Aim
Reproduce word for word the lines of the items, starting at the line that contains "legend-label-2023: 2023 —" and ending at the line that contains "x-tick-label-9: 9月 — [437, 433, 462, 450]". Include both of those lines and nothing else.

--- begin ---

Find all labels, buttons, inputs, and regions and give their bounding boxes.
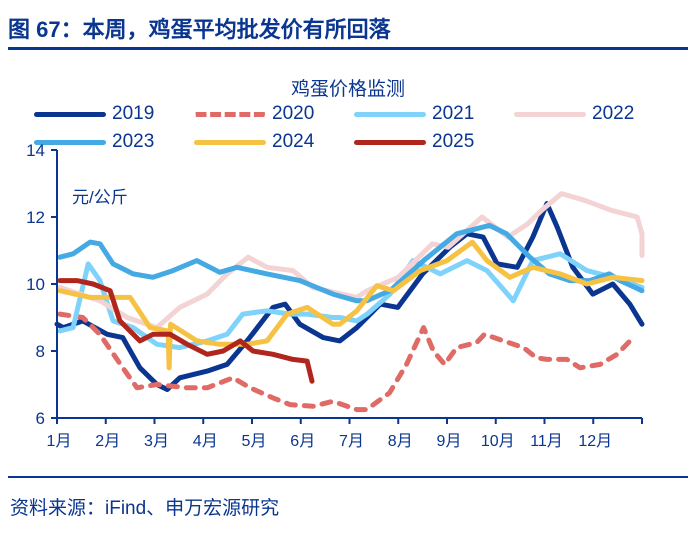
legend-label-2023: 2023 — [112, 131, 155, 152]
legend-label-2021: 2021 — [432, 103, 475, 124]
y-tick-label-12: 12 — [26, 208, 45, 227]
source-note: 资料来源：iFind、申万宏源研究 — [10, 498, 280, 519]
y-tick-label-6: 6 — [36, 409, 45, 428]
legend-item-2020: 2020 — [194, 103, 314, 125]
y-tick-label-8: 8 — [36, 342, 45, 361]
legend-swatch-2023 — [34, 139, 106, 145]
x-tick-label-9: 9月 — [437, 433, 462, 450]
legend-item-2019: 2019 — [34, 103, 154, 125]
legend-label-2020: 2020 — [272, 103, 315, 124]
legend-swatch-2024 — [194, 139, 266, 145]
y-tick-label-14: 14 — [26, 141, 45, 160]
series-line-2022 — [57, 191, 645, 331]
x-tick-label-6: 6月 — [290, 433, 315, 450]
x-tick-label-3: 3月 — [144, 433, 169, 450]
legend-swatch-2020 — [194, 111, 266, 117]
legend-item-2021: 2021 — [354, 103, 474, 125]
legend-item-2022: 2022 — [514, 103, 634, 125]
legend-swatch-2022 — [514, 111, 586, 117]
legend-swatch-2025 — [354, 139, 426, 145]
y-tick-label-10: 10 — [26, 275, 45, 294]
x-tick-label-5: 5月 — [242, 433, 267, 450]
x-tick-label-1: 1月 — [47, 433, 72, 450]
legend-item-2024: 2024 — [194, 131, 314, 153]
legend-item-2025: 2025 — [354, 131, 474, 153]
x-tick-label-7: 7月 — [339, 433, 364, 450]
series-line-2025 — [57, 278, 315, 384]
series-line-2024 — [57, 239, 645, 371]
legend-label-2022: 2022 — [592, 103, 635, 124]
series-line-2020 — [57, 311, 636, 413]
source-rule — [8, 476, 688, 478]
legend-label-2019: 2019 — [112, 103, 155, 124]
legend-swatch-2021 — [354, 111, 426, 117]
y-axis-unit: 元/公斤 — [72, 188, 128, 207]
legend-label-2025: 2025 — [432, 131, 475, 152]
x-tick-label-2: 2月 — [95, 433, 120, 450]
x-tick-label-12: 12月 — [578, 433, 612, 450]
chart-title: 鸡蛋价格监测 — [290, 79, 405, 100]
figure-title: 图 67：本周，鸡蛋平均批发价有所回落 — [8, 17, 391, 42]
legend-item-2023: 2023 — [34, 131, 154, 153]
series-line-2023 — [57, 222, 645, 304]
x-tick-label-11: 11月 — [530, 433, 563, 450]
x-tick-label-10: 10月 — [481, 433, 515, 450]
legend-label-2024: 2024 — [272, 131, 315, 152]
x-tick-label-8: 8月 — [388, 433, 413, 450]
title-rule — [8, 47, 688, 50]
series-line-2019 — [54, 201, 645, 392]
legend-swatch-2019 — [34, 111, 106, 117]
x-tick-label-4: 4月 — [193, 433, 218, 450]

--- end ---

The result
legend-label-2023: 2023 — [112, 131, 155, 152]
legend-label-2021: 2021 — [432, 103, 475, 124]
y-tick-label-12: 12 — [26, 208, 45, 227]
source-note: 资料来源：iFind、申万宏源研究 — [10, 498, 280, 519]
y-tick-label-6: 6 — [36, 409, 45, 428]
legend-item-2020: 2020 — [194, 103, 314, 125]
y-tick-label-8: 8 — [36, 342, 45, 361]
legend-swatch-2023 — [34, 139, 106, 145]
x-tick-label-9: 9月 — [437, 433, 462, 450]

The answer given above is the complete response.